Leave out the pictures and copy each record below exactly.

━━━━━━━━━━

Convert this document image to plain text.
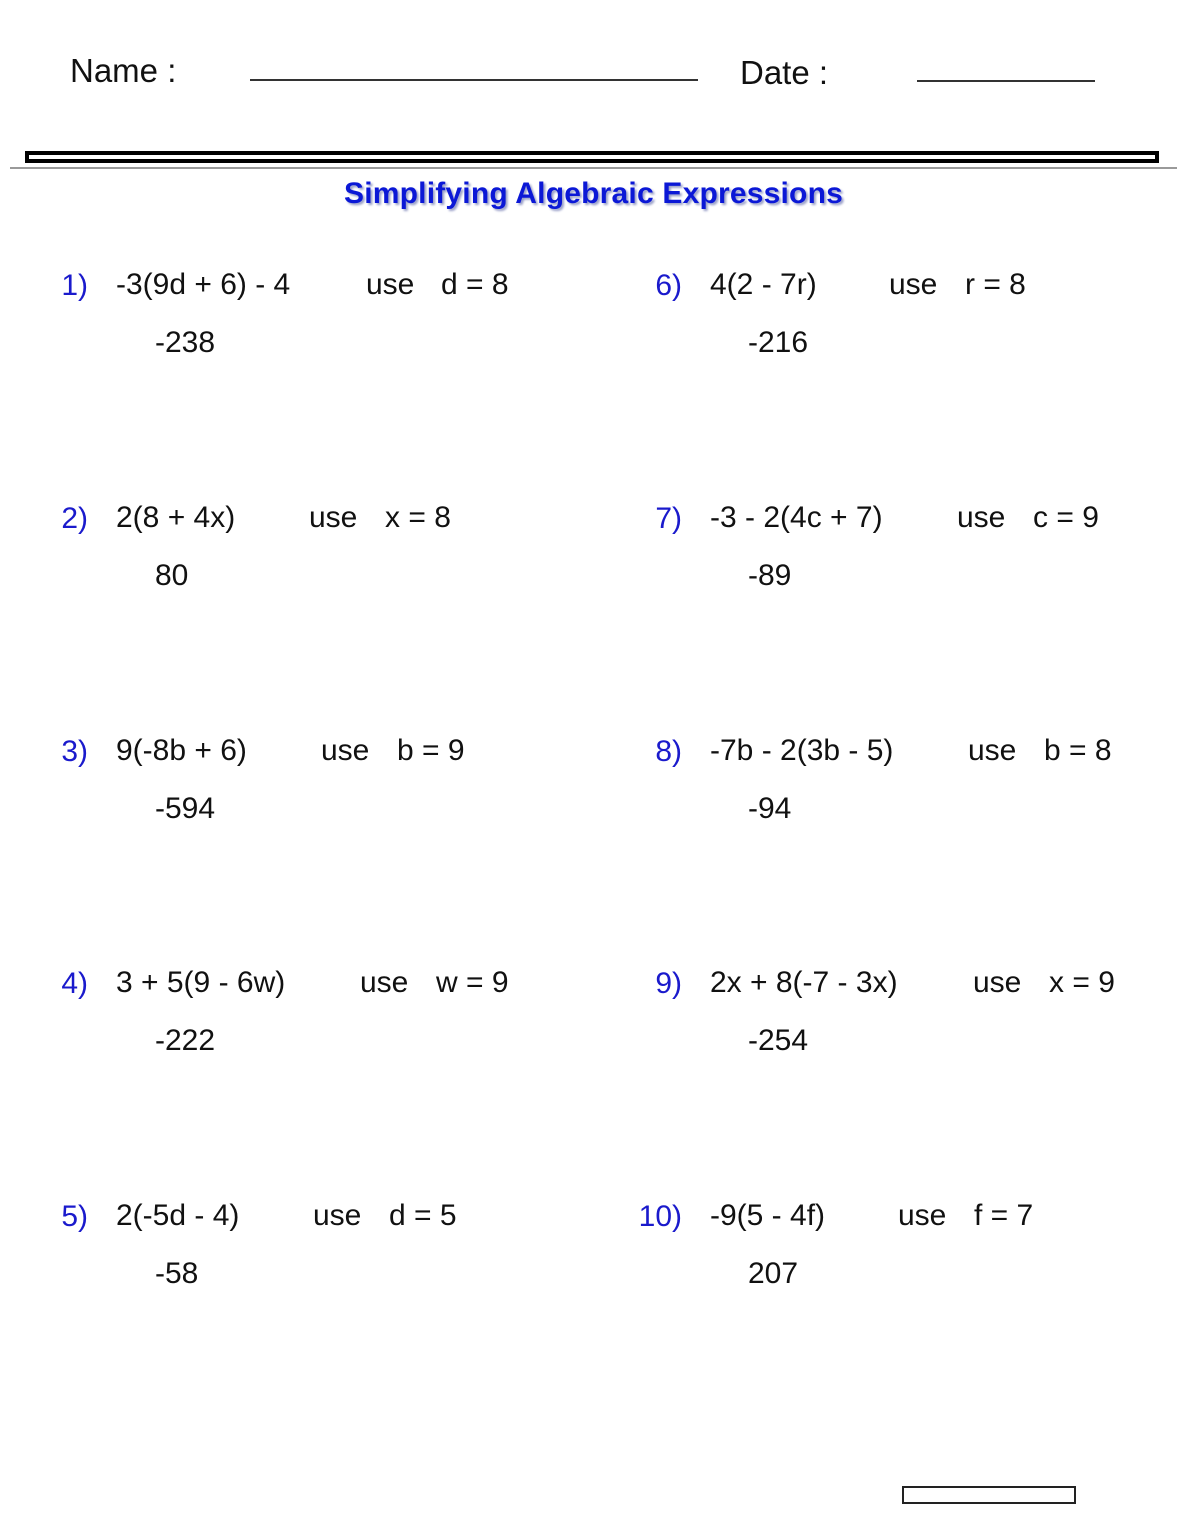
Name :	Date :
Simplifying Algebraic Expressions
1) -3(9d + 6) - 4	use d = 8
-238
2) 2(8 + 4x) use x = 8
80
3) 9(-8b + 6) use b = 9
-594
4) 3 + 5(9 - 6w) use w = 9
-222
5) 2(-5d - 4) use d = 5
-58
6) 4(2 - 7r) use r = 8
-216
7) -3 - 2(4c + 7) use c = 9
-89
8) -7b - 2(3b - 5) use b = 8
-94
9) 2x + 8(-7 - 3x)	use x = 9
-254
10) -9(5 - 4f) use f = 7
207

━━━━━━━━━━

Output of the exercise |
Convert this document image to plain text.
Name :	Date :
Simplifying Algebraic Expressions
1) -3(9d + 6) - 4	use d = 8
-238
2) 2(8 + 4x) use x = 8
80
3) 9(-8b + 6) use b = 9
-594
4) 3 + 5(9 - 6w) use w = 9
-222
5) 2(-5d - 4) use d = 5
-58
6) 4(2 - 7r) use r = 8
-216
7) -3 - 2(4c + 7) use c = 9
-89
8) -7b - 2(3b - 5) use b = 8
-94
9) 2x + 8(-7 - 3x)	use x = 9
-254
10) -9(5 - 4f) use f = 7
207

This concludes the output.